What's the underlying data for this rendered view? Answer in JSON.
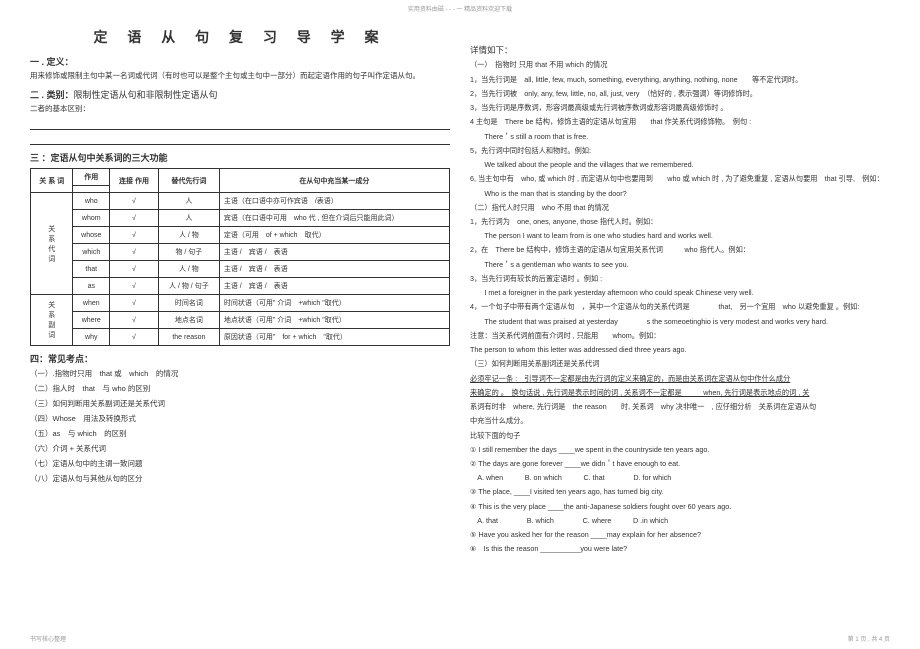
{
  "header_note": "实用资料由磁 - - - 一 精品资料欢迎下载",
  "title": "定 语 从 句 复 习 导 学 案",
  "s1": {
    "h": "一 . 定义：",
    "p": "用来修饰或限制主句中某一名词或代词（有时也可以是整个主句或主句中一部分）而起定语作用的句子叫作定语从句。"
  },
  "s2": {
    "h": "二 . 类别：",
    "t": "限制性定语从句和非限制性定语从句",
    "p": "二者的基本区别："
  },
  "s3": {
    "h": "三 ：定语从句中关系词的三大功能"
  },
  "table": {
    "head": [
      "关\n系\n词",
      "作用",
      "连接\n作用",
      "替代先行词",
      "在从句中充当某一成分"
    ],
    "groups": [
      {
        "label": "关\n系\n代\n词",
        "rows": [
          [
            "who",
            "√",
            "人",
            "主语（在口语中亦可作宾语　/表语）"
          ],
          [
            "whom",
            "√",
            "人",
            "宾语（在口语中可用　who 代 , 但在介词后只能用此词）"
          ],
          [
            "whose",
            "√",
            "人 / 物",
            "定语（可用　of + which　取代）"
          ],
          [
            "which",
            "√",
            "物 / 句子",
            "主语 /　宾语 /　表语"
          ],
          [
            "that",
            "√",
            "人 / 物",
            "主语 /　宾语 /　表语"
          ],
          [
            "as",
            "√",
            "人 / 物 / 句子",
            "主语 /　宾语 /　表语"
          ]
        ]
      },
      {
        "label": "关\n系\n副\n词",
        "rows": [
          [
            "when",
            "√",
            "时间名词",
            "时间状语（可用\" 介词　+which \"取代）"
          ],
          [
            "where",
            "√",
            "地点名词",
            "地点状语（可用\" 介词　+which \"取代）"
          ],
          [
            "why",
            "√",
            "the reason",
            "原因状语（可用\"　for + which　\"取代）"
          ]
        ]
      }
    ]
  },
  "s4": {
    "h": "四：常见考点：",
    "items": [
      "（一）.指物时只用　that 或　which　的情况",
      "（二）指人时　that　与 who 的区别",
      "（三）如何判断用关系副词还是关系代词",
      "（四）Whose　用法及转换形式",
      "（五）as　与 which　的区别",
      "（六）介词 + 关系代词",
      "（七）定语从句中的主谓一致问题",
      "（八）定语从句与其他从句的区分"
    ]
  },
  "right": {
    "h": "详情如下：",
    "sec1": {
      "h": "（一）　指物时 只用 that 不用 which 的情况",
      "lines": [
        "1，当先行词是　all, little, few, much, something, everything, anything, nothing, none　　等不定代词时。",
        "2，当先行词被　only, any, few, little, no, all, just, very　（恰好的 , 表示强调）等词修饰时。",
        "3，当先行词是序数词，形容词最高级或先行词被序数词或形容词最高级修饰时 。",
        "4  主句是　There be 结构，修饰主语的定语从句宜用　　that 作关系代词修饰物。　例句 :",
        "　　There＇s still a room that is free.",
        "5，先行词中同时包括人和物时。例如:",
        "　　We talked about the people and the villages that we remembered.",
        " 6,  当主句中有　who, 或 which 时 ,  而定语从句中也要用到　　who 或 which 时 ,  为了避免重复 ,  定语从句要用　that 引导,　例如：",
        "　　Who is the man that is standing by the door?"
      ]
    },
    "sec2": {
      "h": "（二）指代人时只用　who 不用 that 的情况",
      "lines": [
        "1，先行词为　one, ones, anyone, those 指代人时。例如：",
        "　　The person I want to learn from is one who studies hard and works well.",
        "2，在　There be 结构中，修饰主语的定语从句宜用关系代词　　　who 指代人。例如：",
        "　　There＇s a gentleman who wants to see you.",
        "3，当先行词有较长的后置定语时 。例如 :",
        "　　I met a foreigner in the park yesterday afternoon who could speak Chinese very well.",
        "4，一个句子中带有两个定语从句　，其中一个定语从句的关系代词是　　　　that,　另一个宜用　who 以避免重复 。例如:",
        "　　The student that was praised at yesterday　　　　s the someoetinghio is very modest and works very hard.",
        "注意：当关系代词前面有介词时 , 只能用　　whom。例如：",
        "The person to whom this letter was addressed died three years ago."
      ]
    },
    "sec3": {
      "h": "（三）如何判断用关系副词还是关系代词",
      "p1": "必须牢记一条 :　引导词不一定都是由先行词的定义来确定的，而是由关系词在定语从句中作什么成分",
      "p2": "来确定的 。　换句话说 , 先行词是表示时间的词 , 关系词不一定都是　　　when, 先行词是表示地点的词 ,   关",
      "lines": [
        "系词有时非　where, 先行词是　the reason　　时, 关系词　why 决非唯一　, 应仔细分析　关系词在定语从句",
        "中充当什么成分。",
        "比较下面的句子",
        "① I still remember the days ____we spent in the countryside ten years ago.",
        "② The days are gone forever ____we didn＇t have enough to eat.",
        "　A. when　　　B. on which　　　C. that　　　　D. for which",
        "③ The place, ____I visited ten years ago, has turned big city.",
        "④ This is the very place ____the anti-Japanese soldiers fought over 60 years ago.",
        "　A. that　　　　B. which　　　　C. where　　　D .in which",
        "⑤ Have you asked her for the reason ____may explain for her absence?",
        "⑥　Is this the reason __________you were late?"
      ]
    }
  },
  "footer": {
    "left": "书写核心整理",
    "right": "第 1 页 , 共 4 页"
  }
}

++++

- YOUR GOAL -
Reply with nothing except the number of lines in the listing above that include the string "person".

- EXPECTED ANSWER -
2